SET EXERCISE
Select every line below containing the word "ylabel".

Data records:
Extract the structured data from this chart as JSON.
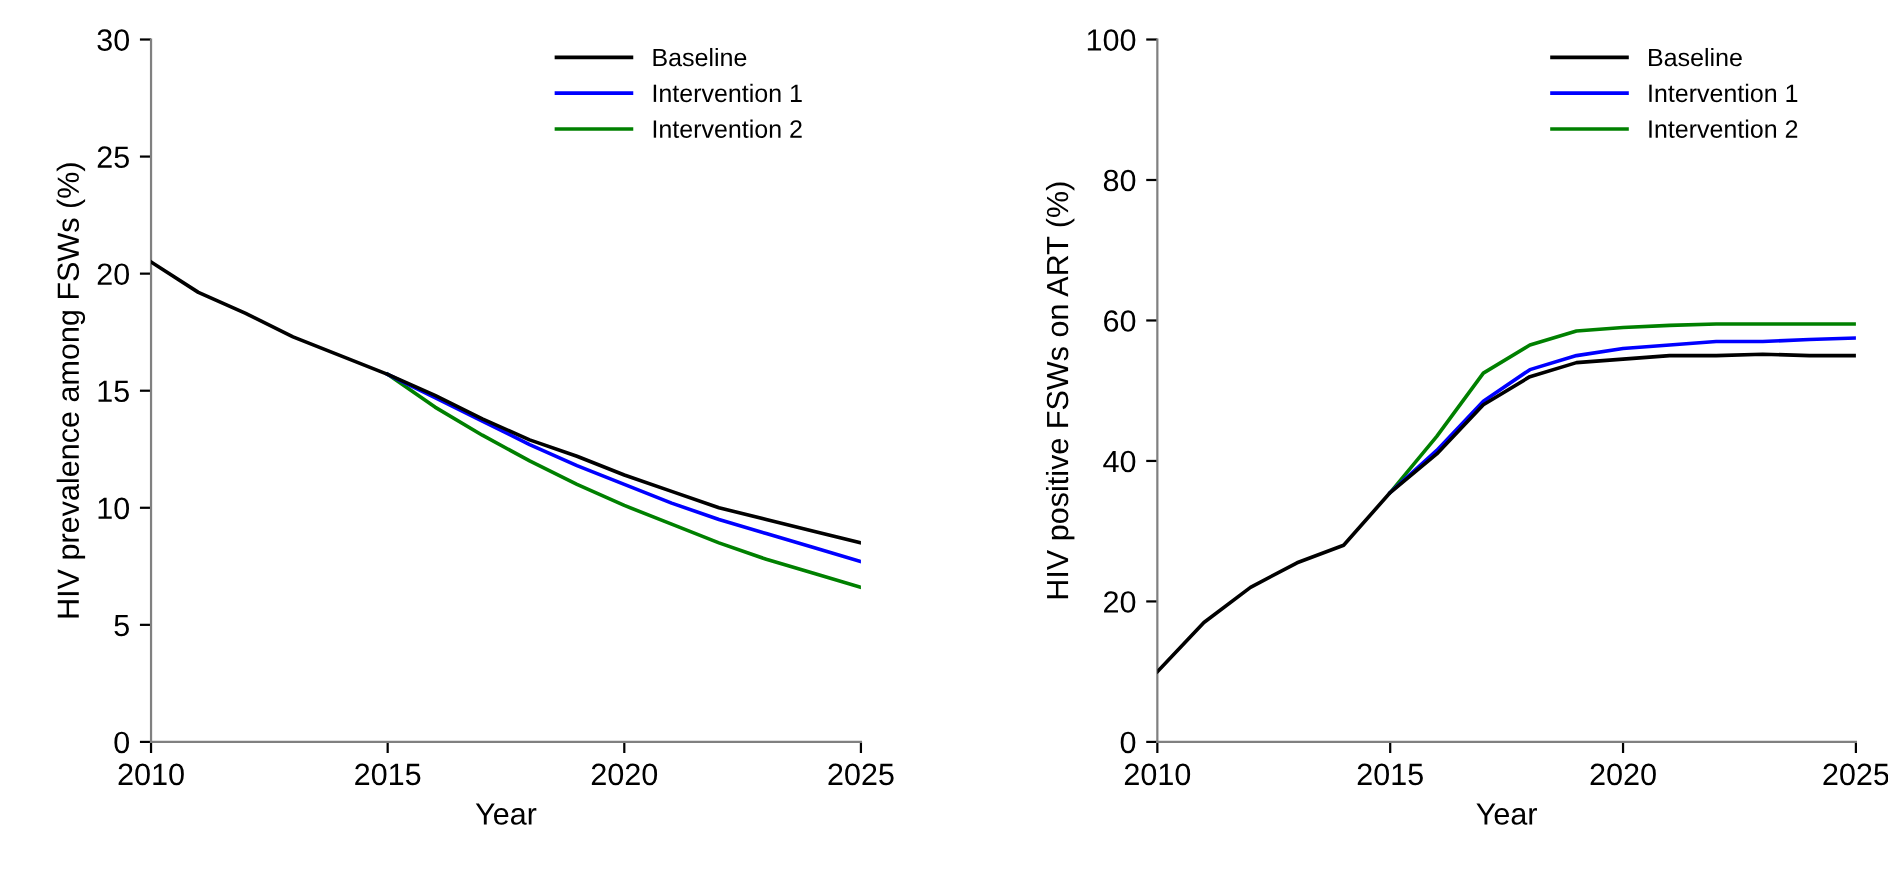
{
  "chart_data": [
    {
      "type": "line",
      "xlabel": "Year",
      "ylabel": "HIV prevalence among FSWs (%)",
      "x": [
        2010,
        2011,
        2012,
        2013,
        2014,
        2015,
        2016,
        2017,
        2018,
        2019,
        2020,
        2021,
        2022,
        2023,
        2024,
        2025
      ],
      "series": [
        {
          "name": "Baseline",
          "color": "#000000",
          "values": [
            20.5,
            19.2,
            18.3,
            17.3,
            16.5,
            15.7,
            14.8,
            13.8,
            12.9,
            12.2,
            11.4,
            10.7,
            10.0,
            9.5,
            9.0,
            8.5
          ]
        },
        {
          "name": "Intervention 1",
          "color": "#0000ff",
          "values": [
            null,
            null,
            null,
            null,
            null,
            15.7,
            14.7,
            13.7,
            12.7,
            11.8,
            11.0,
            10.2,
            9.5,
            8.9,
            8.3,
            7.7
          ]
        },
        {
          "name": "Intervention 2",
          "color": "#008000",
          "values": [
            null,
            null,
            null,
            null,
            null,
            15.7,
            14.3,
            13.1,
            12.0,
            11.0,
            10.1,
            9.3,
            8.5,
            7.8,
            7.2,
            6.6
          ]
        }
      ],
      "xlim": [
        2010,
        2025
      ],
      "xticks": [
        2010,
        2015,
        2020,
        2025
      ],
      "ylim": [
        0,
        30
      ],
      "yticks": [
        0,
        5,
        10,
        15,
        20,
        25,
        30
      ],
      "grid": false,
      "legend": "top right",
      "marker": "none",
      "line_style": "solid"
    },
    {
      "type": "line",
      "xlabel": "Year",
      "ylabel": "HIV positive FSWs on ART (%)",
      "x": [
        2010,
        2011,
        2012,
        2013,
        2014,
        2015,
        2016,
        2017,
        2018,
        2019,
        2020,
        2021,
        2022,
        2023,
        2024,
        2025
      ],
      "series": [
        {
          "name": "Baseline",
          "color": "#000000",
          "values": [
            10,
            17,
            22,
            25.5,
            28,
            35.5,
            41,
            48,
            52,
            54,
            54.5,
            55,
            55,
            55.2,
            55,
            55
          ]
        },
        {
          "name": "Intervention 1",
          "color": "#0000ff",
          "values": [
            null,
            null,
            null,
            null,
            null,
            35.5,
            41.5,
            48.5,
            53,
            55,
            56,
            56.5,
            57,
            57,
            57.3,
            57.5
          ]
        },
        {
          "name": "Intervention 2",
          "color": "#008000",
          "values": [
            null,
            null,
            null,
            null,
            null,
            35.5,
            43.5,
            52.5,
            56.5,
            58.5,
            59,
            59.3,
            59.5,
            59.5,
            59.5,
            59.5
          ]
        }
      ],
      "xlim": [
        2010,
        2025
      ],
      "xticks": [
        2010,
        2015,
        2020,
        2025
      ],
      "ylim": [
        0,
        100
      ],
      "yticks": [
        0,
        20,
        40,
        60,
        80,
        100
      ],
      "grid": false,
      "legend": "top right",
      "marker": "none",
      "line_style": "solid"
    }
  ]
}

PROBLEM SOLUTION
      "ylabel": "HIV prevalence among FSWs (%)",
      "ylabel": "HIV positive FSWs on ART (%)",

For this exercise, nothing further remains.